Select all lines holding the word "Messwerte" from the entries that follow.
────────────────
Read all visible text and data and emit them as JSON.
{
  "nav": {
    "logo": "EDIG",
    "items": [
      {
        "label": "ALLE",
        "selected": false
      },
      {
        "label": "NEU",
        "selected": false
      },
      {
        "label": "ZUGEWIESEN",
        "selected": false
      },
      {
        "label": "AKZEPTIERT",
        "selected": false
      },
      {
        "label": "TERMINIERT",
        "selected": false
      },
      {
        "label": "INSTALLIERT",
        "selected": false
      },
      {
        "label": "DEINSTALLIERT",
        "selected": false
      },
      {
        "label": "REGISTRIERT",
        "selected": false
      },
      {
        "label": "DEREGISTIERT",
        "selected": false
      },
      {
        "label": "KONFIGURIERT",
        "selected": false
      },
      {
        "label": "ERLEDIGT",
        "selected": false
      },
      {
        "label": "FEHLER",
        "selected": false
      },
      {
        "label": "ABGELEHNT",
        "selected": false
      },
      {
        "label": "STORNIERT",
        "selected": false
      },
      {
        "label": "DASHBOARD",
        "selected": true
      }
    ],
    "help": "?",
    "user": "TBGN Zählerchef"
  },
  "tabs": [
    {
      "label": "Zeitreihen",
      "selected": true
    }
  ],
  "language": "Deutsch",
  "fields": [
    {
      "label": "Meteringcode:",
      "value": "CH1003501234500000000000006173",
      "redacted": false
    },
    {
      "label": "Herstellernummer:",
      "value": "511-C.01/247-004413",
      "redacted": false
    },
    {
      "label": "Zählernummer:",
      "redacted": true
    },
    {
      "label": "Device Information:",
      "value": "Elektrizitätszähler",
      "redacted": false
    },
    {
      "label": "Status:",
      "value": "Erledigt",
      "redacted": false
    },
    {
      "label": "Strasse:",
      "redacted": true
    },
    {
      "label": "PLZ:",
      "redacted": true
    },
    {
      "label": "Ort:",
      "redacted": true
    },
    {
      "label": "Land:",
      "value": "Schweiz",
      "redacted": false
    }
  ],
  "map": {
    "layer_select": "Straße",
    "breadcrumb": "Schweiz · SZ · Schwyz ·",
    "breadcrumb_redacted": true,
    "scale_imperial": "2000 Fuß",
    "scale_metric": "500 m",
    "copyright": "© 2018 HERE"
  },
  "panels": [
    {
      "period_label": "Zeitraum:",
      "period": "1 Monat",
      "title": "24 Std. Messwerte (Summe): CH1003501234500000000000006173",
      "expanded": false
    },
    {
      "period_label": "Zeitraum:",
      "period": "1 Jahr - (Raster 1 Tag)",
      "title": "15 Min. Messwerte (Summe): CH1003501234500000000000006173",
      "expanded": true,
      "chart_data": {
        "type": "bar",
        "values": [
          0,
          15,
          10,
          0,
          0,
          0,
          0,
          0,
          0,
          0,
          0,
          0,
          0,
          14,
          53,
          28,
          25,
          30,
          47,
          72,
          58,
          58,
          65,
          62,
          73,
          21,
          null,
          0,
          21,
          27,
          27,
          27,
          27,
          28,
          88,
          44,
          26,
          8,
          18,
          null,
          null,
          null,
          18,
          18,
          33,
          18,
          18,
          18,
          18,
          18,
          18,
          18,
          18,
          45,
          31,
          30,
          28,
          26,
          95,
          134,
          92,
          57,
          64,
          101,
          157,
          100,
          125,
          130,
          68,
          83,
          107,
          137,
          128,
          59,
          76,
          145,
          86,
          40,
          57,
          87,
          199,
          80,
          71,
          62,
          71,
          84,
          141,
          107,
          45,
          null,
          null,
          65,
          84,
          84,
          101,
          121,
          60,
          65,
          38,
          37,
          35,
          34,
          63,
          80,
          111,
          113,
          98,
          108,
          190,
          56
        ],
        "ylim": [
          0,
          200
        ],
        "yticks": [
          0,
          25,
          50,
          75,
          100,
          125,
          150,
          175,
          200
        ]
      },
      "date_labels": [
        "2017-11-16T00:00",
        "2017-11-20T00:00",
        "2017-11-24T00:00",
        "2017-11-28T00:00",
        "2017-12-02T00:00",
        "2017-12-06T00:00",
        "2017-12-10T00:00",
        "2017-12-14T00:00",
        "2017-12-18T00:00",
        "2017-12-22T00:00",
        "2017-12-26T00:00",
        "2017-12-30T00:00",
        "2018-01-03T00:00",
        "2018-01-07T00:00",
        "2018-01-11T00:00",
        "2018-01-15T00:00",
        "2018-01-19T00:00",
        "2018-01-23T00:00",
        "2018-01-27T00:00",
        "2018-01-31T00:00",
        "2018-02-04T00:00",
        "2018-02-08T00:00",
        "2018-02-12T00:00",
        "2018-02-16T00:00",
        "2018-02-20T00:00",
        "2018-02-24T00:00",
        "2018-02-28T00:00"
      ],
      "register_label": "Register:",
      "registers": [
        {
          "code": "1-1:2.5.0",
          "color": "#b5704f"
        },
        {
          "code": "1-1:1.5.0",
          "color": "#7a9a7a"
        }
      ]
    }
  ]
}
────────────────
■ Finished answer
      "title": "24 Std. Messwerte (Summe): CH1003501234500000000000006173",
      "title": "15 Min. Messwerte (Summe): CH1003501234500000000000006173",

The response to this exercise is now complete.